*** SUPPLIED DATA Section Begins ***

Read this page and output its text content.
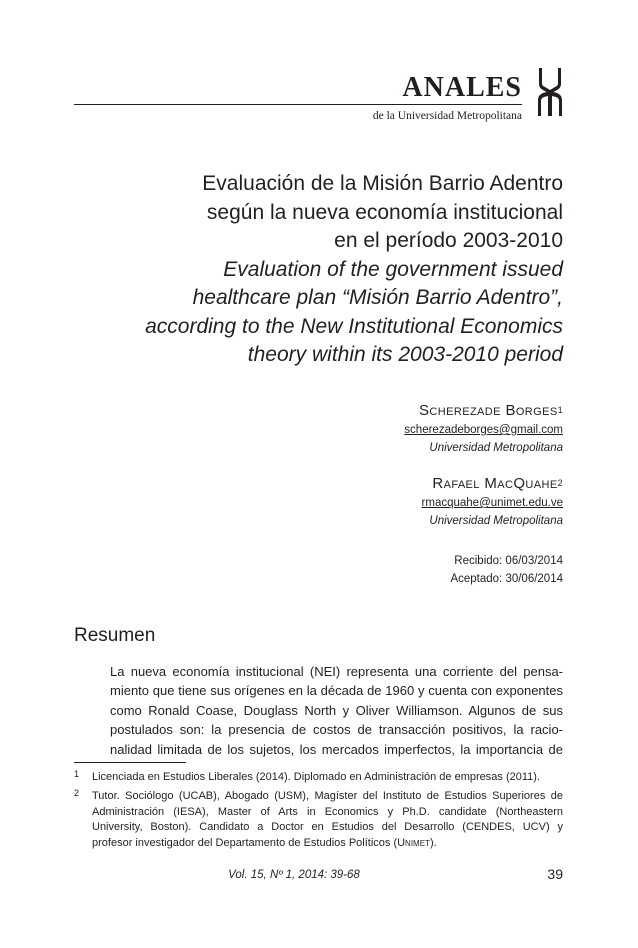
ANALES
de la Universidad Metropolitana
Evaluación de la Misión Barrio Adentro
según la nueva economía institucional
en el período 2003-2010
Evaluation of the government issued
healthcare plan “Misión Barrio Adentro”,
according to the New Institutional Economics
theory within its 2003-2010 period
Scherezade Borges$^1$
scherezadeborges@gmail.com
Universidad Metropolitana
Rafael MacQuahe$^2$
rmacquahe@unimet.edu.ve
Universidad Metropolitana
Recibido: 06/03/2014
Aceptado: 30/06/2014
Resumen
La nueva economía institucional (NEI) representa una corriente del pensa-
miento que tiene sus orígenes en la década de 1960 y cuenta con exponentes
como Ronald Coase, Douglass North y Oliver Williamson. Algunos de sus
postulados son: la presencia de costos de transacción positivos, la racio-
nalidad limitada de los sujetos, los mercados imperfectos, la importancia de
1 Licenciada en Estudios Liberales (2014). Diplomado en Administración de empresas (2011).
2 Tutor. Sociólogo (UCAB), Abogado (USM), Magíster del Instituto de Estudios Superiores de
Administración (IESA), Master of Arts in Economics y Ph.D. candidate (Northeastern
University, Boston). Candidato a Doctor en Estudios del Desarrollo (CENDES, UCV) y
profesor investigador del Departamento de Estudios Políticos (Unimet).
Vol. 15, Nº 1, 2014: 39-68	39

*** SUPPLIED DATA Section Ends ***

WHAT YOU ARE ASKED TO DO: The lines above that hold the string "institucional" are to be located and copied.

TASK RESULT:
según la nueva economía institucional
La nueva economía institucional (NEI) representa una corriente del pensa-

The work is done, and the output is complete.